>> begin RECORDS SUPPLIED

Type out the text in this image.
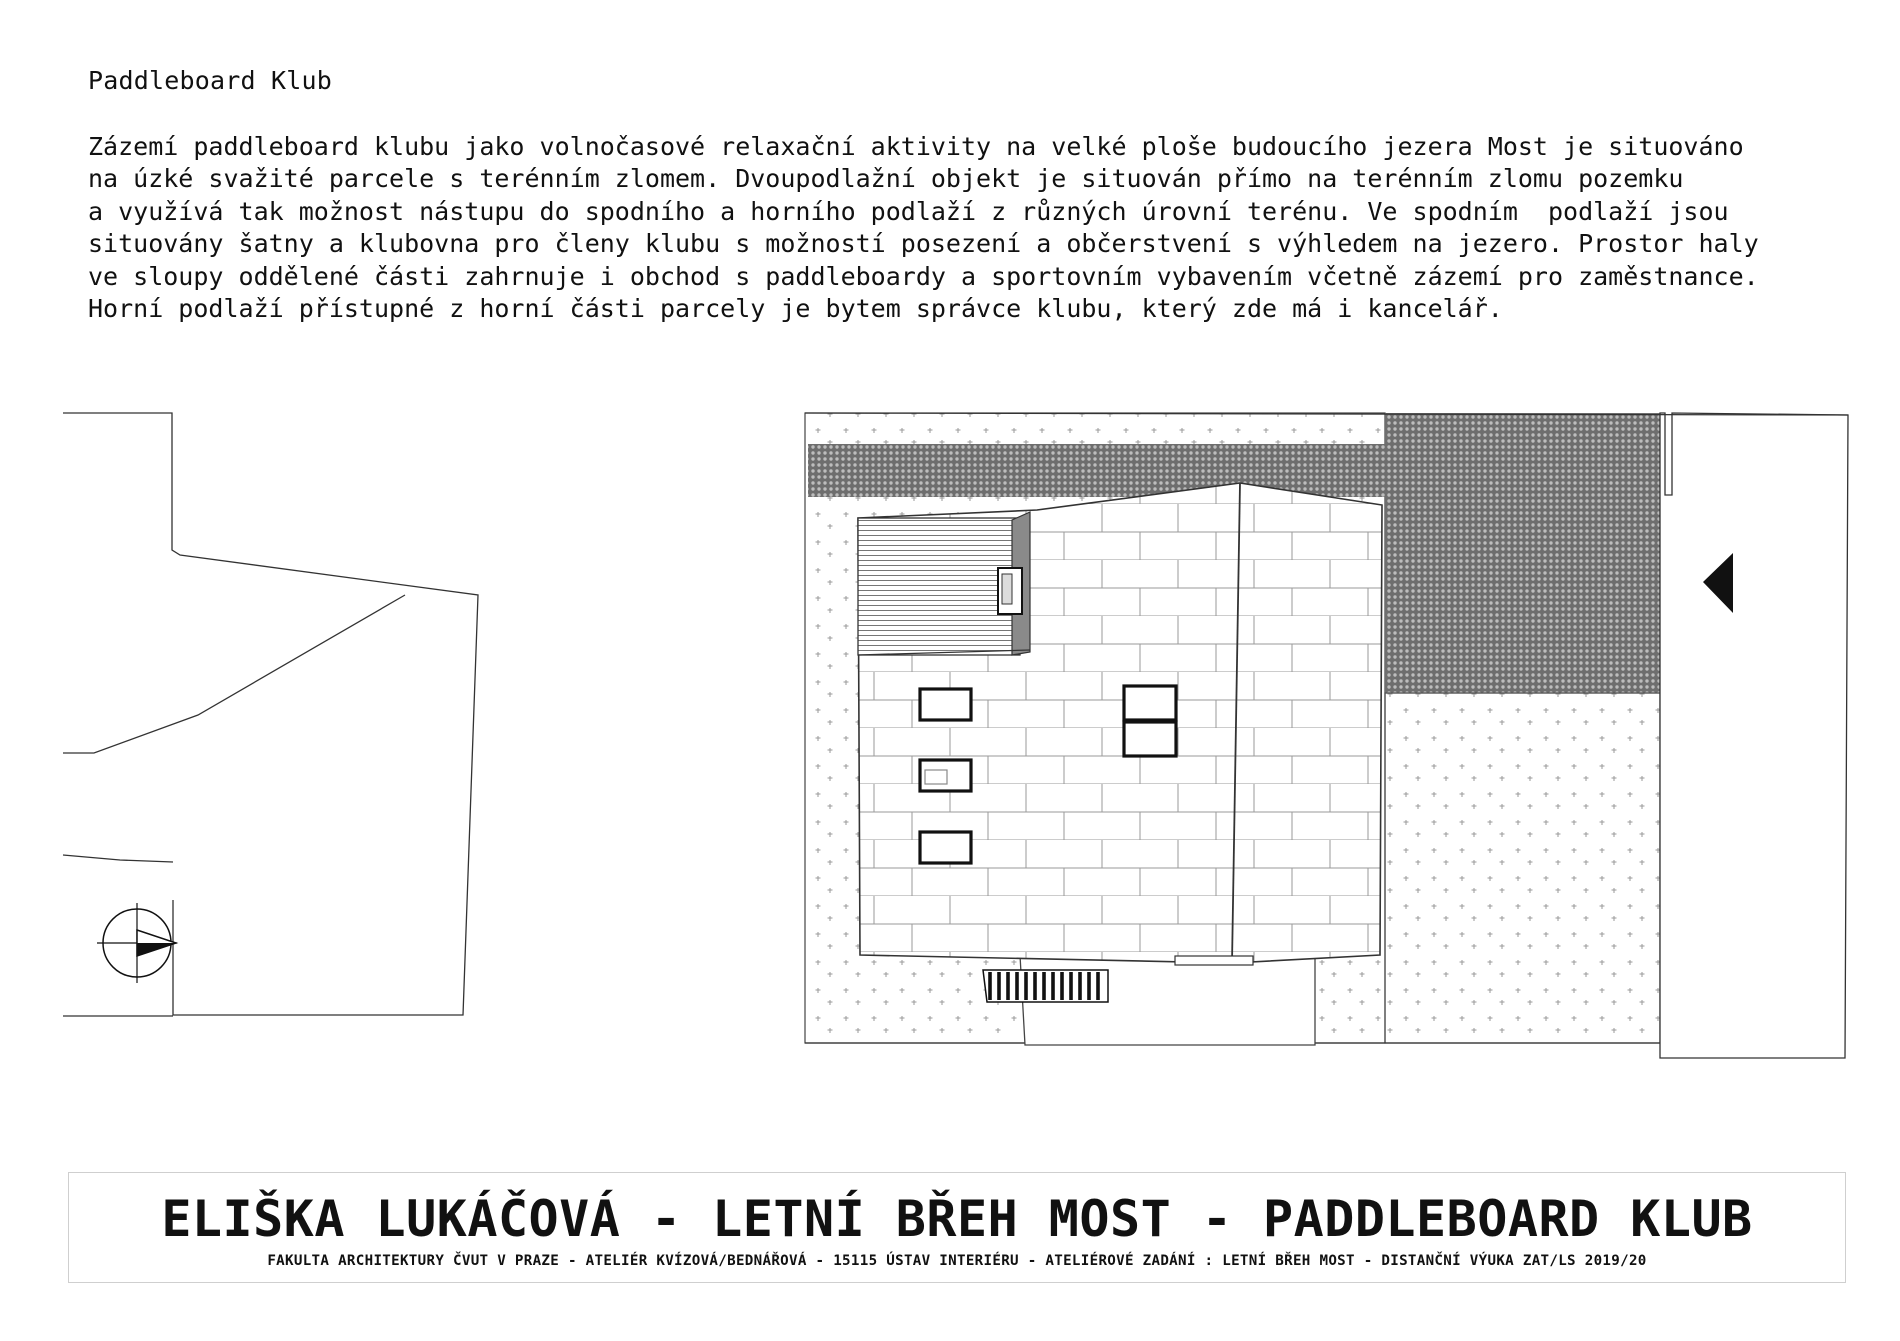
Paddleboard Klub
Zázemí paddleboard klubu jako volnočasové relaxační aktivity na velké ploše budoucího jezera Most je situováno
na úzké svažité parcele s terénním zlomem. Dvoupodlažní objekt je situován přímo na terénním zlomu pozemku
a využívá tak možnost nástupu do spodního a horního podlaží z různých úrovní terénu. Ve spodním  podlaží jsou
situovány šatny a klubovna pro členy klubu s možností posezení a občerstvení s výhledem na jezero. Prostor haly
ve sloupy oddělené části zahrnuje i obchod s paddleboardy a sportovním vybavením včetně zázemí pro zaměstnance.
Horní podlaží přístupné z horní části parcely je bytem správce klubu, který zde má i kancelář.
ELIŠKA LUKÁČOVÁ - LETNÍ BŘEH MOST - PADDLEBOARD KLUB
FAKULTA ARCHITEKTURY ČVUT V PRAZE - ATELIÉR KVÍZOVÁ/BEDNÁŘOVÁ - 15115 ÚSTAV INTERIÉRU - ATELIÉROVÉ ZADÁNÍ : LETNÍ BŘEH MOST - DISTANČNÍ VÝUKA ZAT/LS 2019/20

>> end RECORDS SUPPLIED

◆ PROBLEM STATEMENT ◆
Reproduce each line of the records exactly, and omit every picture.

◆ REPLY ◆
Type out the text in this image.
Paddleboard Klub
Zázemí paddleboard klubu jako volnočasové relaxační aktivity na velké ploše budoucího jezera Most je situováno
na úzké svažité parcele s terénním zlomem. Dvoupodlažní objekt je situován přímo na terénním zlomu pozemku
a využívá tak možnost nástupu do spodního a horního podlaží z různých úrovní terénu. Ve spodním  podlaží jsou
situovány šatny a klubovna pro členy klubu s možností posezení a občerstvení s výhledem na jezero. Prostor haly
ve sloupy oddělené části zahrnuje i obchod s paddleboardy a sportovním vybavením včetně zázemí pro zaměstnance.
Horní podlaží přístupné z horní části parcely je bytem správce klubu, který zde má i kancelář.
ELIŠKA LUKÁČOVÁ - LETNÍ BŘEH MOST - PADDLEBOARD KLUB
FAKULTA ARCHITEKTURY ČVUT V PRAZE - ATELIÉR KVÍZOVÁ/BEDNÁŘOVÁ - 15115 ÚSTAV INTERIÉRU - ATELIÉROVÉ ZADÁNÍ : LETNÍ BŘEH MOST - DISTANČNÍ VÝUKA ZAT/LS 2019/20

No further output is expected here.